• RECORD EXTRACTS:
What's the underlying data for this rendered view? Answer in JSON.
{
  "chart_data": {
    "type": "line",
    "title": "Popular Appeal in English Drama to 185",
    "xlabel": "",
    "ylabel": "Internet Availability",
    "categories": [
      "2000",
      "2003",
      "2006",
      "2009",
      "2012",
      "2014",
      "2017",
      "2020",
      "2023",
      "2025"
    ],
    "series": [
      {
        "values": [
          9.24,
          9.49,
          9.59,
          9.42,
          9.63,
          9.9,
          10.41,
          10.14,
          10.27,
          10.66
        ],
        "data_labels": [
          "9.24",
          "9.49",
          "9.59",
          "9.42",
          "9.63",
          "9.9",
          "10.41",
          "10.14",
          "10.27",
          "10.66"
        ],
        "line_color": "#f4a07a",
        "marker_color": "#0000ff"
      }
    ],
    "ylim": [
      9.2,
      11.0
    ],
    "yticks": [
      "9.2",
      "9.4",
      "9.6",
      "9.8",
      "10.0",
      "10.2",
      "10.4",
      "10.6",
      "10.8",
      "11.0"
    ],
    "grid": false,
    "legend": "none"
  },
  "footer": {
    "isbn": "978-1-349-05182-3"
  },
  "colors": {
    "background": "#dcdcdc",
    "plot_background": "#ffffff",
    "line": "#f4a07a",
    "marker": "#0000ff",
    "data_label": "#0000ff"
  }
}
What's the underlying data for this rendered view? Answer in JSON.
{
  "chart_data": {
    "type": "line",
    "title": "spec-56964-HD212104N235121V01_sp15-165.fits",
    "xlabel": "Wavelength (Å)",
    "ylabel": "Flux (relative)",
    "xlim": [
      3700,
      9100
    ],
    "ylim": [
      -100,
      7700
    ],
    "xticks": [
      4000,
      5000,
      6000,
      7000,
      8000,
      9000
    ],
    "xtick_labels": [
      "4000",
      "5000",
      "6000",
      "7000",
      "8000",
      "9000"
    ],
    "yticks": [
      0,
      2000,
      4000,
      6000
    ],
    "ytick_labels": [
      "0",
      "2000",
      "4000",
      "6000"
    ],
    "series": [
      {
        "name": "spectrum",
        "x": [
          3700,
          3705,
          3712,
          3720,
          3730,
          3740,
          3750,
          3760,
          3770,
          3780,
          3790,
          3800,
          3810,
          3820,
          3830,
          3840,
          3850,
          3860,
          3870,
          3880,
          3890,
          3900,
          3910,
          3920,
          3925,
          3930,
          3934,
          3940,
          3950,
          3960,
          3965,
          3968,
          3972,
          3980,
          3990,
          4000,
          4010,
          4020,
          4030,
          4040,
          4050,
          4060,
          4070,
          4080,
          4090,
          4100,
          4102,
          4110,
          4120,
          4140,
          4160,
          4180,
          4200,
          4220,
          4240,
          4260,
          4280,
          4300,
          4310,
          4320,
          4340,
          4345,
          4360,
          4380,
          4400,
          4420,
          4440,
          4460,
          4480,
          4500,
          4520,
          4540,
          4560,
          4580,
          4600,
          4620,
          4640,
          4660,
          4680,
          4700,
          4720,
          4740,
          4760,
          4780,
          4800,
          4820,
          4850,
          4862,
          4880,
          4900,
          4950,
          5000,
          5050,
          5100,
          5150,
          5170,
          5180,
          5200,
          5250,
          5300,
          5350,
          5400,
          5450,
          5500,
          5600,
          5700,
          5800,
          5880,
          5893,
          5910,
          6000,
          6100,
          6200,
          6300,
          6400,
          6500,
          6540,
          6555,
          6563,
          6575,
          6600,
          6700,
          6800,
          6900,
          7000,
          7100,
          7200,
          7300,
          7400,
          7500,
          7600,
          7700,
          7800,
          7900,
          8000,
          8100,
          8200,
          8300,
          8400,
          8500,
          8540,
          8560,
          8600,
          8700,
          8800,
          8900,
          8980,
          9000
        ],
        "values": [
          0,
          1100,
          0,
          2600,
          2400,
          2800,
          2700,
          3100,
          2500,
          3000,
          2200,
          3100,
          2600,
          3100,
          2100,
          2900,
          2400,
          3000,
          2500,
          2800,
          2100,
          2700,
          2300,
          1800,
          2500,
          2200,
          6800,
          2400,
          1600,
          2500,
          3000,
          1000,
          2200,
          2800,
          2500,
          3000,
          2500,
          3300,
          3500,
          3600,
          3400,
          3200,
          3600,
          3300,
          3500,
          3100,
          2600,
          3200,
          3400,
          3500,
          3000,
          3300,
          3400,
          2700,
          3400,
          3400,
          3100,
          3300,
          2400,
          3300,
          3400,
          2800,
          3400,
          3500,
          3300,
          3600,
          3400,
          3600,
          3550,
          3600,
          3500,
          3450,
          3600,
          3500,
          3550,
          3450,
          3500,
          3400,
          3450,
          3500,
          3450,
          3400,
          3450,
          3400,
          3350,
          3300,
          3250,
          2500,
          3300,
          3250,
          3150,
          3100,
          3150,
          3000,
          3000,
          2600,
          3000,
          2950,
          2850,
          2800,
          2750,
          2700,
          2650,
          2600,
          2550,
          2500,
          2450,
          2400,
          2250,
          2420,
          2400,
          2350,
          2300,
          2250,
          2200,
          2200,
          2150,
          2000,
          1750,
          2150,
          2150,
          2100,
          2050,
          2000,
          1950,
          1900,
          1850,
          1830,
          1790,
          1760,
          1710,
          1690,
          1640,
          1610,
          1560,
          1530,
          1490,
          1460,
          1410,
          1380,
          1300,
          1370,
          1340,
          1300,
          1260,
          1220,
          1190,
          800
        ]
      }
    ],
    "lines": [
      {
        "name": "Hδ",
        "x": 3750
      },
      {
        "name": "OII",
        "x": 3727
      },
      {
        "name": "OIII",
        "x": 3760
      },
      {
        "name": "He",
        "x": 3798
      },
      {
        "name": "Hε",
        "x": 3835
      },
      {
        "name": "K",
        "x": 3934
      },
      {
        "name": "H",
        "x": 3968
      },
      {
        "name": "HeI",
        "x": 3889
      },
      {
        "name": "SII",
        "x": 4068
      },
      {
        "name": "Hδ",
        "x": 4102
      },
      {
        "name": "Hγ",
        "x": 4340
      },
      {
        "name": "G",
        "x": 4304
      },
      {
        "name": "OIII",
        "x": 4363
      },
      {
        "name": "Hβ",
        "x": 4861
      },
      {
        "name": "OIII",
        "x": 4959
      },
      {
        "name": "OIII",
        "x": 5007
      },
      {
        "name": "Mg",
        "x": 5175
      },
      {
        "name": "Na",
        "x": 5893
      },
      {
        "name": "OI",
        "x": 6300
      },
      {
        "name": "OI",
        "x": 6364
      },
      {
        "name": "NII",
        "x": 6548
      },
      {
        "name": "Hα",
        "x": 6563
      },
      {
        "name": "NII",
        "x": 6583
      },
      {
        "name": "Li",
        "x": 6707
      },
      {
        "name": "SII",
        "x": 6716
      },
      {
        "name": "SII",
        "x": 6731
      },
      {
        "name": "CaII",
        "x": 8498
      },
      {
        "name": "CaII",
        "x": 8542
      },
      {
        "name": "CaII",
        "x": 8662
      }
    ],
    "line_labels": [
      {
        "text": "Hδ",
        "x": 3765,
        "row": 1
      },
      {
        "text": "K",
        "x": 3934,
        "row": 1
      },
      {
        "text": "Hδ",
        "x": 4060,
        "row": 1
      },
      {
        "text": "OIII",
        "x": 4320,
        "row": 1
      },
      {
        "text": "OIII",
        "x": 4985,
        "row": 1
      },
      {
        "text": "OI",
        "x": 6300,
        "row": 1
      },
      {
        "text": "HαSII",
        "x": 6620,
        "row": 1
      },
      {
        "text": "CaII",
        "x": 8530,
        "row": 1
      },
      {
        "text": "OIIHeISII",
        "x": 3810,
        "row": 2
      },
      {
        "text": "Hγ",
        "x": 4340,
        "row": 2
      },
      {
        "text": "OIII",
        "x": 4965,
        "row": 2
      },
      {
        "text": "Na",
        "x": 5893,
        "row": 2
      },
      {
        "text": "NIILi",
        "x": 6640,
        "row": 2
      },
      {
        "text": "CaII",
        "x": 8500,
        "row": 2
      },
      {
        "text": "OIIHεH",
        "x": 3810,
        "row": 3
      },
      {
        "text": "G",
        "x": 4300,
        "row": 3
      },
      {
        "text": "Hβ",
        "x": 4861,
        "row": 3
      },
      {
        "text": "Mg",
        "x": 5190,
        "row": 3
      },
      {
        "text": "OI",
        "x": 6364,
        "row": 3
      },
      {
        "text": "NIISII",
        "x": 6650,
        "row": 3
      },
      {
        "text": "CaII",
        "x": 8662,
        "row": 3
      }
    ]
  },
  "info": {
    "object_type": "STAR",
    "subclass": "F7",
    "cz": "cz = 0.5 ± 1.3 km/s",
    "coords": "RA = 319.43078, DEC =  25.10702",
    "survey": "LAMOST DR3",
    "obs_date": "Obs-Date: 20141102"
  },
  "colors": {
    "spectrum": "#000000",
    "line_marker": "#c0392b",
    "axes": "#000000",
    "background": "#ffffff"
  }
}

• STATED EXERCISE:
Provide only the count of lines in the data above that include the string "ffffff".

• TASK ANSWER:
2